===== Page extract =====

PhD Scientific Days 2024

Budapest, 9-10 July 2024

Poster Session B - Pharmaceutical Sciences and Health Technologies 1.

Optimization of a synaptosome model to study the effects of inhibition of angiotensin receptor 1 and  2 on synaptic glutamate release

Text of the abstract

Introduction:
Central nervous system effects of angiotensin receptor blockers (ARBs) gained a massive interest recently. Previous findings from our research group have demonstrated the anti-allodynic effect of ARBs in neuropathic animal model. Furthermore, telmisartan was found capable of enhancing the antinociceptive effect of morphine and reducing opioid tolerance.

Aims:
In this study, we intended to examine the impact of ARBs on synaptic glutamate transmission using a synaptosome model. Our aim was to transfer the previously applied synaptosome model into a suspension format and its optimization for a more sensitive and robust assessment of neurotransmitter release. We aimed at investigating the effect of ARBs on synaptic glutamate release using the optimized method.

Methods:
Freshly prepared synaptosomes and cryopreserved ones were examined. Their viability was assessed using resazurin reduction and LDH release assays. The amount of released glutamate was quantified using a glutamate oxidase enzyme-coupled reaction with fluorescence detection method.

===== Source data =====

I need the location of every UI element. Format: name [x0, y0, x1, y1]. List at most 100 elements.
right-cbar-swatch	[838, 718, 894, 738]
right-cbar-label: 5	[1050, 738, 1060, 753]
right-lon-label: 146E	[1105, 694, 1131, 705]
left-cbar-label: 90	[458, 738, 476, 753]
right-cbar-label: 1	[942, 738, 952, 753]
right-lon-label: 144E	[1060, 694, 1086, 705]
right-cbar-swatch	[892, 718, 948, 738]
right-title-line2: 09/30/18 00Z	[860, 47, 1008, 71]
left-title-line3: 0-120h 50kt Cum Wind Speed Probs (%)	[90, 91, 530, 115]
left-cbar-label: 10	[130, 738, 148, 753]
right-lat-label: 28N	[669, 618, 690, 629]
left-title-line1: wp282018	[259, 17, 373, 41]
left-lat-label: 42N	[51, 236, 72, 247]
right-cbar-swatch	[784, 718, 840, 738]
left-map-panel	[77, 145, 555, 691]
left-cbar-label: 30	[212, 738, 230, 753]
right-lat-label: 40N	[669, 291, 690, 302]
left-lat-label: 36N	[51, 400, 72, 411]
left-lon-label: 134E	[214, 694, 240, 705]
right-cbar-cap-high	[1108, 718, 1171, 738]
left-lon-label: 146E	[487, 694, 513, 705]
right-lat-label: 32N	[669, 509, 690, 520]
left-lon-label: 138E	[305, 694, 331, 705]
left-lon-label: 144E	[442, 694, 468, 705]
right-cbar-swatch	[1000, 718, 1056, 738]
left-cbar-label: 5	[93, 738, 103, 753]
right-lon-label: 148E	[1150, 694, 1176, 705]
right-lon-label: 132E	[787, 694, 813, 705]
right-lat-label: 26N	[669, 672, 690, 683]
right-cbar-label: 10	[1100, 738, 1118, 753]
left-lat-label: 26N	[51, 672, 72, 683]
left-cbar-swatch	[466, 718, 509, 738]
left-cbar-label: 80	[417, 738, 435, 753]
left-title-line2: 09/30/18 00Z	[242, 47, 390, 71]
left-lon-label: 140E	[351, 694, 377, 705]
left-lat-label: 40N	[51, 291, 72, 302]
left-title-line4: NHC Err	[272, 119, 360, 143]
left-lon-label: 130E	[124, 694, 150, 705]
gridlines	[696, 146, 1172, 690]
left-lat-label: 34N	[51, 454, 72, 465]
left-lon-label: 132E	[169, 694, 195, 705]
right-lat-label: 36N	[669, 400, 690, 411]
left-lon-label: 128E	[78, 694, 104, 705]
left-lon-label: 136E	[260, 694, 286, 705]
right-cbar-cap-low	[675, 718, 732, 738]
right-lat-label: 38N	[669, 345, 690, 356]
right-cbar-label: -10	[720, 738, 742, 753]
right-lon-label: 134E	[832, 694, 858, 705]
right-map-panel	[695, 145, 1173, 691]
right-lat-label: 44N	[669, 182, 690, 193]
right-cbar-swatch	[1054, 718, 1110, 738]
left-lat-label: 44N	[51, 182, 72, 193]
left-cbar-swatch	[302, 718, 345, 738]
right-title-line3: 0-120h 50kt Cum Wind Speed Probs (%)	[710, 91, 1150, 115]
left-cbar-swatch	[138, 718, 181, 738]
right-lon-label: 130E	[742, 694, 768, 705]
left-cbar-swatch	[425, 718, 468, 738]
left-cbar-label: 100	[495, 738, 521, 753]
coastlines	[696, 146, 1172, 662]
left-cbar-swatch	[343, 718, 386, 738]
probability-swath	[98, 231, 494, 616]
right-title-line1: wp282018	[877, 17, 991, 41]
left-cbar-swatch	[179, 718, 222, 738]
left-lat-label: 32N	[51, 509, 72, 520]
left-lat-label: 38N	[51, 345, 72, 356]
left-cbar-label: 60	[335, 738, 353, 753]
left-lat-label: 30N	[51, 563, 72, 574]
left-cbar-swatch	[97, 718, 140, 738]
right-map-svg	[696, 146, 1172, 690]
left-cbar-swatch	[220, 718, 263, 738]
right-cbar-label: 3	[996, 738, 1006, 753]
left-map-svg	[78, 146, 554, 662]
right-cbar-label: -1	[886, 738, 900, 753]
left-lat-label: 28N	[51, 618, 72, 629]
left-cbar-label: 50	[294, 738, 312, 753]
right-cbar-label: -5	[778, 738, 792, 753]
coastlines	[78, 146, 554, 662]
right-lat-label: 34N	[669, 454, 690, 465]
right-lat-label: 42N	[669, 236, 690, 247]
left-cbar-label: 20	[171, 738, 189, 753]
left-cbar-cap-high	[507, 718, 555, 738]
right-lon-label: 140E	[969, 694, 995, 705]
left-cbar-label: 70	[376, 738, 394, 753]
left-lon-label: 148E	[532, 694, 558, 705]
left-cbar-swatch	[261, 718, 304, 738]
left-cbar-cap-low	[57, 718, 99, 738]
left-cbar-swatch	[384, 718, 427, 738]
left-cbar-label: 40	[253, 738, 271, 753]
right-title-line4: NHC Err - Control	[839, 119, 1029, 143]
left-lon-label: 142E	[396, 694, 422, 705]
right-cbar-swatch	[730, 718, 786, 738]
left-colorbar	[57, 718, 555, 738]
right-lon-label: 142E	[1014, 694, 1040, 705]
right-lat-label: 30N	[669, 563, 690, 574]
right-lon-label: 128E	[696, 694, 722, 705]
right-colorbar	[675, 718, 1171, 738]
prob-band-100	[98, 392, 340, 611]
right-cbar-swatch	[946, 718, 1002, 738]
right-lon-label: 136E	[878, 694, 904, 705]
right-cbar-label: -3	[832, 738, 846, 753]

=====

• Using the information
1. Write out the part of the synaptosome abstract starting with "Budapest, 9-10 July" and going on through "reducing opioid tolerance.".
2. According to the synaptosome abstract, which assays were used to assess the viability of the synaptosomes?
3. Extend the synaptosome abstract beyond its last sentence.
The records are separate material, unrelated to the conference abstract.

• Task-by-task outputs
1.
Budapest, 9-10 July 2024

Poster Session B - Pharmaceutical Sciences and Health Technologies 1.

Optimization of a synaptosome model to study the effects of inhibition of angiotensin receptor 1 and  2 on synaptic glutamate release

Text of the abstract

Introduction:
Central nervous system effects of angiotensin receptor blockers (ARBs) gained a massive interest recently. Previous findings from our research group have demonstrated the anti-allodynic effect of ARBs in neuropathic animal model. Furthermore, telmisartan was found capable of enhancing the antinociceptive effect of morphine and reducing opioid tolerance.

2. Resazurin reduction and LDH release assays.

3.
Results:
Our results indicated that synaptosomes maintained their viability following resuspendation. Compared to the previously applied method significantly lower amount of synaptosome can be used, as approximately 3 µM of glutamate was released from 2 mg of synaptosomes. Suspension method is characterized by a more uniform distribution of synaptosomes resulting more reproducible and robust assay. Based on the results of storage stability experiments of freshly prepared suspension, viability decline can be avoided using snap freezing in HEPES-sucrose buffer containing 10% FBS without addition of DMSO.
Using the optimized method, we examined the effect of ARBs on glutamate release, showing a concentration-dependent reduction in 4-aminopyridine-induced glutamate release.
Interestingly angiotensin II itself could not increase the glutamate release suggesting the involvement of multiple receptors in its effect.

Conclusions:
The optimized model provides a more physiological method for studying the effects of various compounds on neurotransmitter release. This approach significantly reduces the required tissue quantity, thereby minimizing the number of animals to be sacrificed. Reduced glutamate release in response to ARBs may contribute to their previously observed antinociceptive effect.